*PROVIDED DATA*:
━━━━
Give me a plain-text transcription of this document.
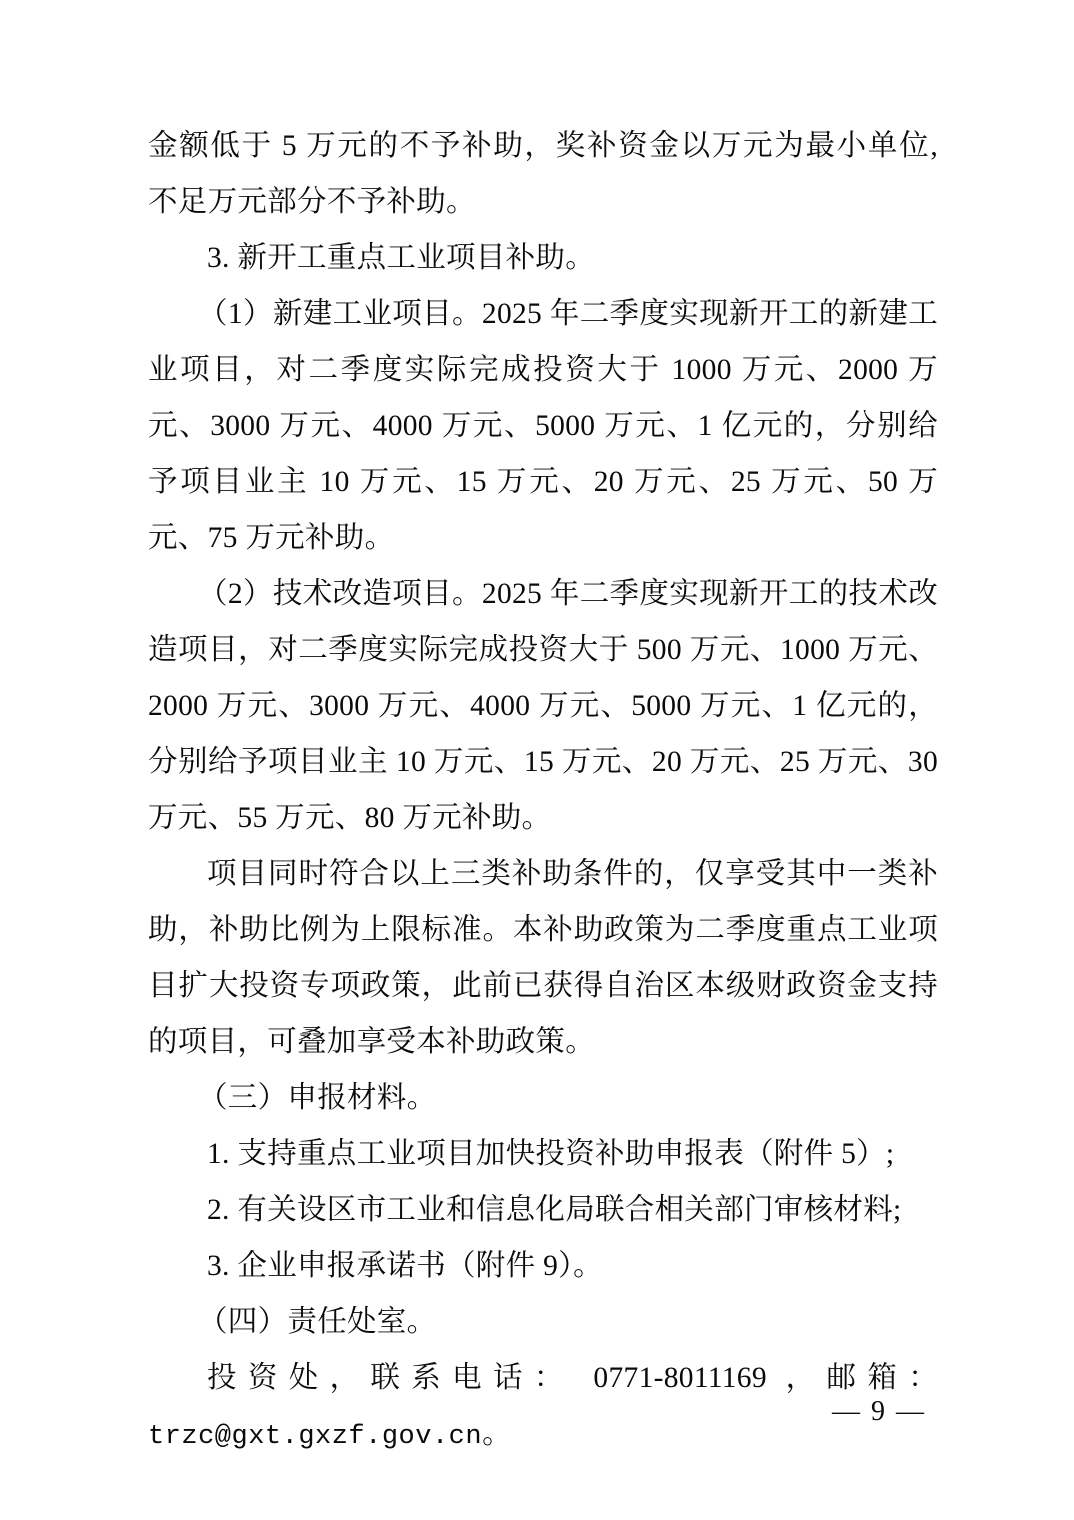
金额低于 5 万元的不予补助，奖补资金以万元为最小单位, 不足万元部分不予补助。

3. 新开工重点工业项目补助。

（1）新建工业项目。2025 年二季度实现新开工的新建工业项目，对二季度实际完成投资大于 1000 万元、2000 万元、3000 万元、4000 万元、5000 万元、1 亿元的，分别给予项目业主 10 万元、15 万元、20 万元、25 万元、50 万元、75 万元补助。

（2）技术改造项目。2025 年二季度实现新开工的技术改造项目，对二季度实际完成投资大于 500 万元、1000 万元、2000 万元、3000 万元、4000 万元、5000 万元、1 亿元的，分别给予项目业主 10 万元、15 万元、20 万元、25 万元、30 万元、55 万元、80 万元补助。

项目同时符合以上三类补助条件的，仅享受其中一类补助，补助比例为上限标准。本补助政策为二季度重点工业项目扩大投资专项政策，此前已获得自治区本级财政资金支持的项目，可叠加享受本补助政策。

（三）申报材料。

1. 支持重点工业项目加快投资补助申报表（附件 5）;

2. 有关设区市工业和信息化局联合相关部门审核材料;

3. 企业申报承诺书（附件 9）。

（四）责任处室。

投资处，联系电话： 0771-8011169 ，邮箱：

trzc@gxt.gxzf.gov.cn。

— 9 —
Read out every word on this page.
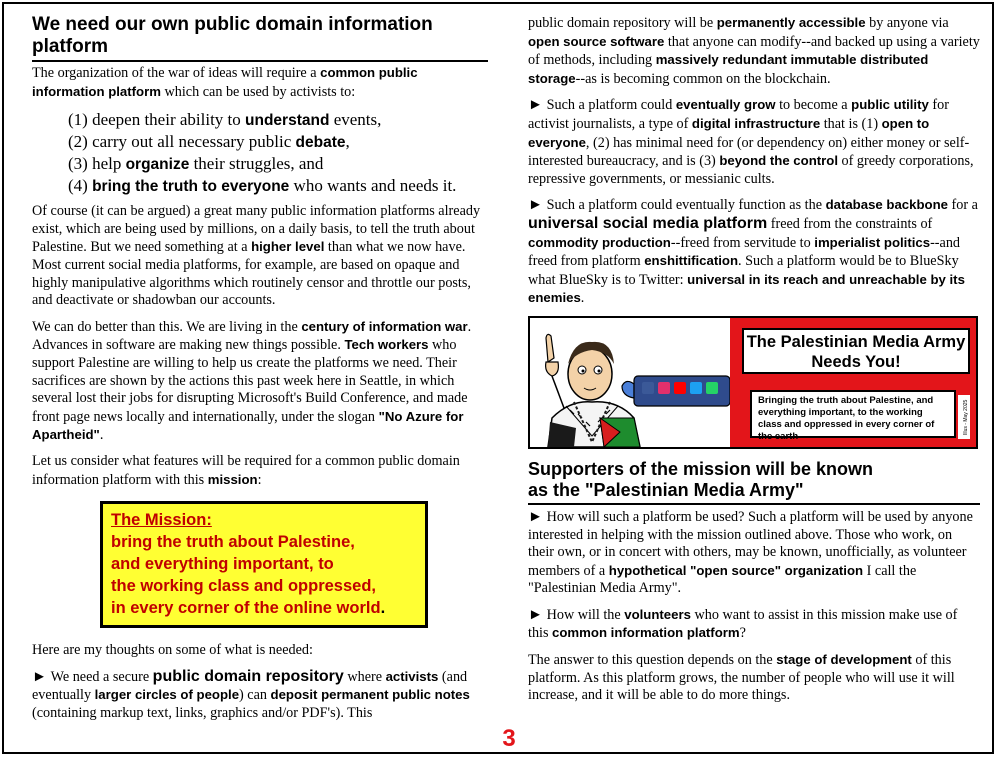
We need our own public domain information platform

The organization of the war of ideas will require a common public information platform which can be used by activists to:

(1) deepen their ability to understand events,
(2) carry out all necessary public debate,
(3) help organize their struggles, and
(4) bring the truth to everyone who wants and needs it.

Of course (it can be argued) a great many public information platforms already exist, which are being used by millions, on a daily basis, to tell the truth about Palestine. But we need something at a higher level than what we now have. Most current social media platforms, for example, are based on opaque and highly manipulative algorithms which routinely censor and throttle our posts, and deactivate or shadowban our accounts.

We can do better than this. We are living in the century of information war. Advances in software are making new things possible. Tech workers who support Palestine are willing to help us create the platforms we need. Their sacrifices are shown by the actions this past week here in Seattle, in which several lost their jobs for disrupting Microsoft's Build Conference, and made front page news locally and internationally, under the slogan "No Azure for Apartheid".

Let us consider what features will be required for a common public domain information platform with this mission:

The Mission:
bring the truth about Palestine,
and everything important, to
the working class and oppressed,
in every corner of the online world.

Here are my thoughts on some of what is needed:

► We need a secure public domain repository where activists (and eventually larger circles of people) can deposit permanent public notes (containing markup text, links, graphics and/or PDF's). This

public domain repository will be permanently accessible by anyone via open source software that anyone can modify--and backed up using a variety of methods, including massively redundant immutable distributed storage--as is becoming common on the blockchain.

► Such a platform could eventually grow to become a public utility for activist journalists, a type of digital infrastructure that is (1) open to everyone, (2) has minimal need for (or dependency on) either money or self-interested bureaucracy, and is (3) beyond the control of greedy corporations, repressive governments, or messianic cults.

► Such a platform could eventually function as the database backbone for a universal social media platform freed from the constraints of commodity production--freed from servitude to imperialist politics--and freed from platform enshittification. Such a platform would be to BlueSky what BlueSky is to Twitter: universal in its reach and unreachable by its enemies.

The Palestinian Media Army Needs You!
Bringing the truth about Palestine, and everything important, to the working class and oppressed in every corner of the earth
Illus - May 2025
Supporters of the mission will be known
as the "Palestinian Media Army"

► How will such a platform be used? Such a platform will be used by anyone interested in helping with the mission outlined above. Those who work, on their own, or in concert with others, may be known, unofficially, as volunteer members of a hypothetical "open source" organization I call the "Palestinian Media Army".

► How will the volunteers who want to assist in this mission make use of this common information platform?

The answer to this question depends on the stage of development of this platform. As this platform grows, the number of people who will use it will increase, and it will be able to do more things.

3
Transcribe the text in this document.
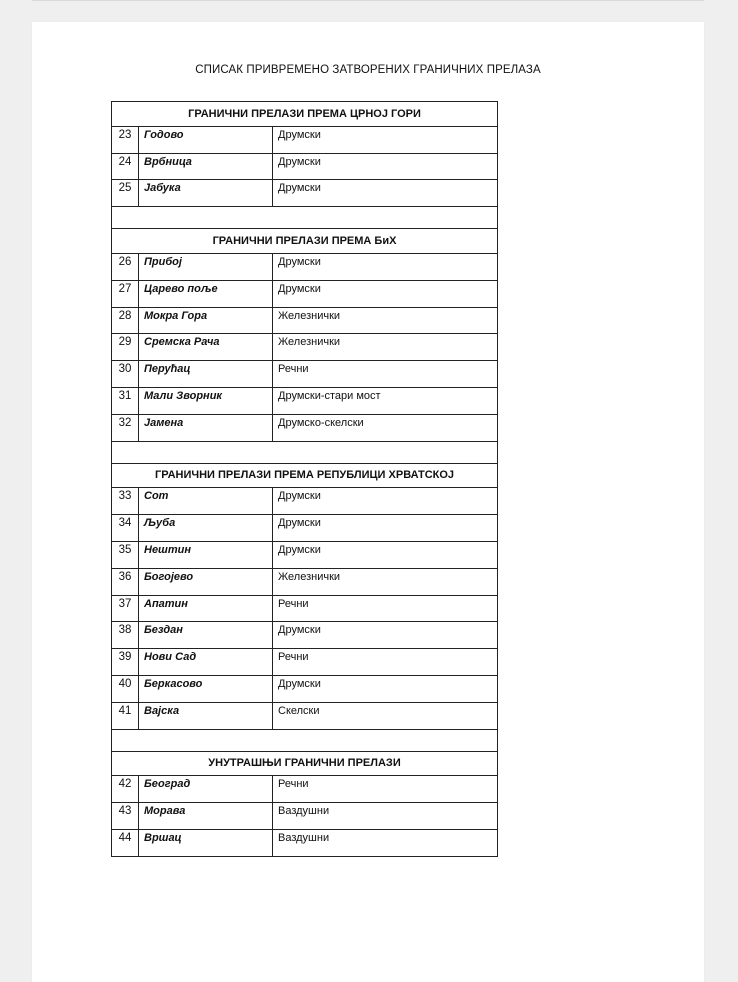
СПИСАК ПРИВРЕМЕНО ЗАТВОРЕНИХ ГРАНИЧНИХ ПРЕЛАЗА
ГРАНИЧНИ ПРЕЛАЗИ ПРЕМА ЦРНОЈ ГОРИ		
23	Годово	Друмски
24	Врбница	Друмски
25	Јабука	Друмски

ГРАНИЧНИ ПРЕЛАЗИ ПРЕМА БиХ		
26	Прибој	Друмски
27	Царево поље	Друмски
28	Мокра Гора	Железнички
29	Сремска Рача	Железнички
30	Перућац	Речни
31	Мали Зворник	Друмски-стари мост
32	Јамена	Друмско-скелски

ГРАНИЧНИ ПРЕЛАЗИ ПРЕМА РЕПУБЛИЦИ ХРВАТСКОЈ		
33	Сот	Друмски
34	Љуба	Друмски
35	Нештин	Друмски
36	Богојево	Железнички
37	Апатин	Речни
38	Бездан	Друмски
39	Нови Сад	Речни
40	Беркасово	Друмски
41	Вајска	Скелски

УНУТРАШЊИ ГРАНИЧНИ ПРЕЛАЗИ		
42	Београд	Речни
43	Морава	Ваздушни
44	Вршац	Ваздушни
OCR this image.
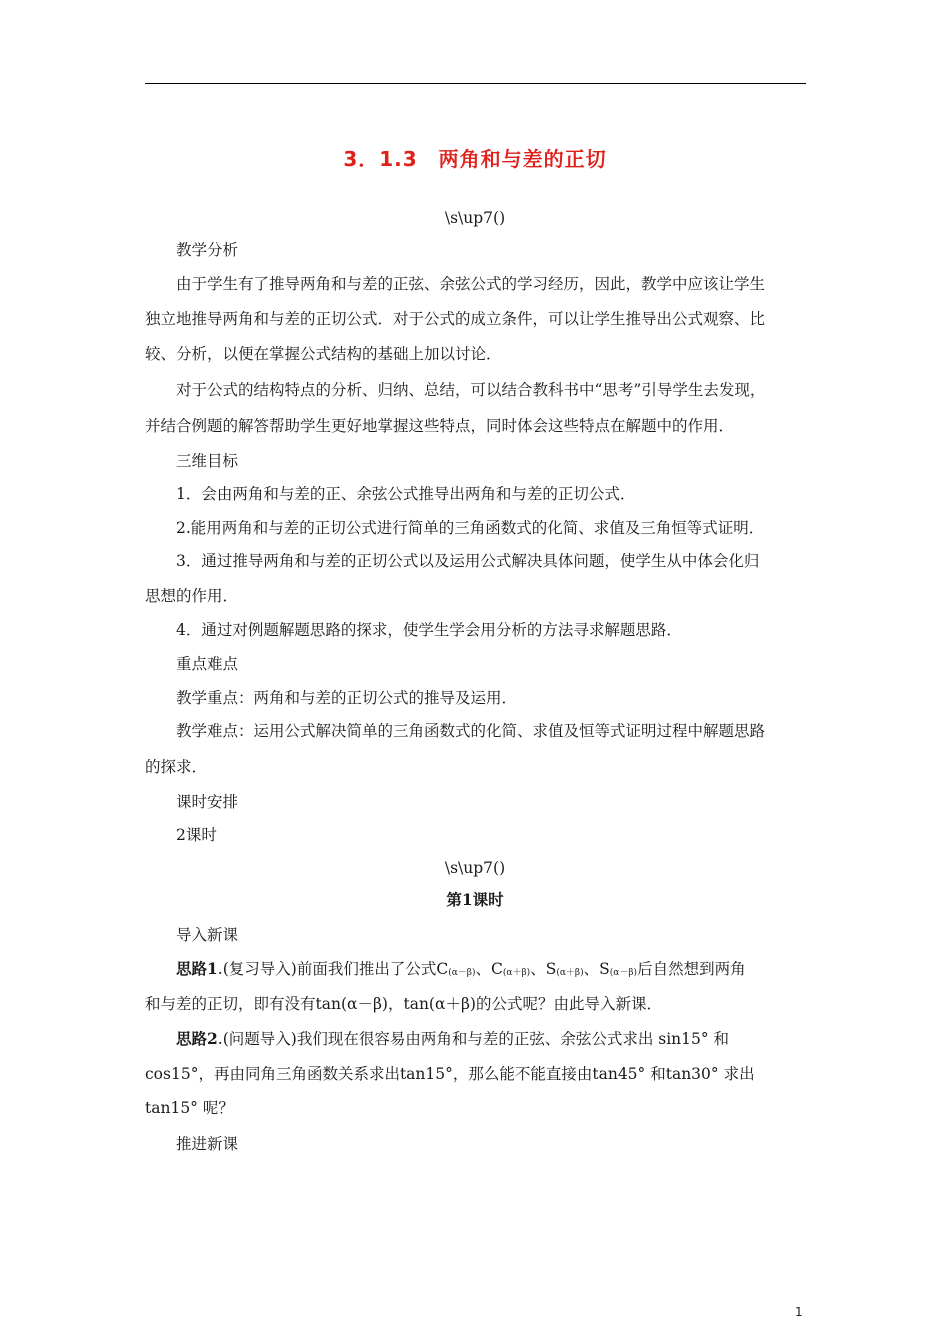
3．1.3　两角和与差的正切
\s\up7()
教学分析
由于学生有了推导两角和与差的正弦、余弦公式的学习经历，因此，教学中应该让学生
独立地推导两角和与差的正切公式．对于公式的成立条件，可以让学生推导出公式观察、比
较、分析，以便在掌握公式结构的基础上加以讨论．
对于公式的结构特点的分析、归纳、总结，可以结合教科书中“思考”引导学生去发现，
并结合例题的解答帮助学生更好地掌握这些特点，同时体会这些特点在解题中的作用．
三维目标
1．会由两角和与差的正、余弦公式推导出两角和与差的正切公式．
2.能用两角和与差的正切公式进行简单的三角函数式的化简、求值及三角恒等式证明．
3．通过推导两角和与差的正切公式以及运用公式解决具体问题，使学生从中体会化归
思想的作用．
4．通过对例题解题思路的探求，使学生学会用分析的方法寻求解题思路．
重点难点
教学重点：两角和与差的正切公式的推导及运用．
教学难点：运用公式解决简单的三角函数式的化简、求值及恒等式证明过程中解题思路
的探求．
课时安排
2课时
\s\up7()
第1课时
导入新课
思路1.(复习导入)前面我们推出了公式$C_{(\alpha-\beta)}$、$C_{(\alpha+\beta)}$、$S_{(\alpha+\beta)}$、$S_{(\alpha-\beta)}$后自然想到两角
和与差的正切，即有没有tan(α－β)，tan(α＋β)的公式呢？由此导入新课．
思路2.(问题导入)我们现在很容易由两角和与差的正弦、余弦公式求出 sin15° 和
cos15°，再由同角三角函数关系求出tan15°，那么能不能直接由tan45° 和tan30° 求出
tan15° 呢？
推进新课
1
━━━━
*GIVEN REQUEST*:
State how many lines of the data include the word "text", with nothing else.

*RESPONSE*:
3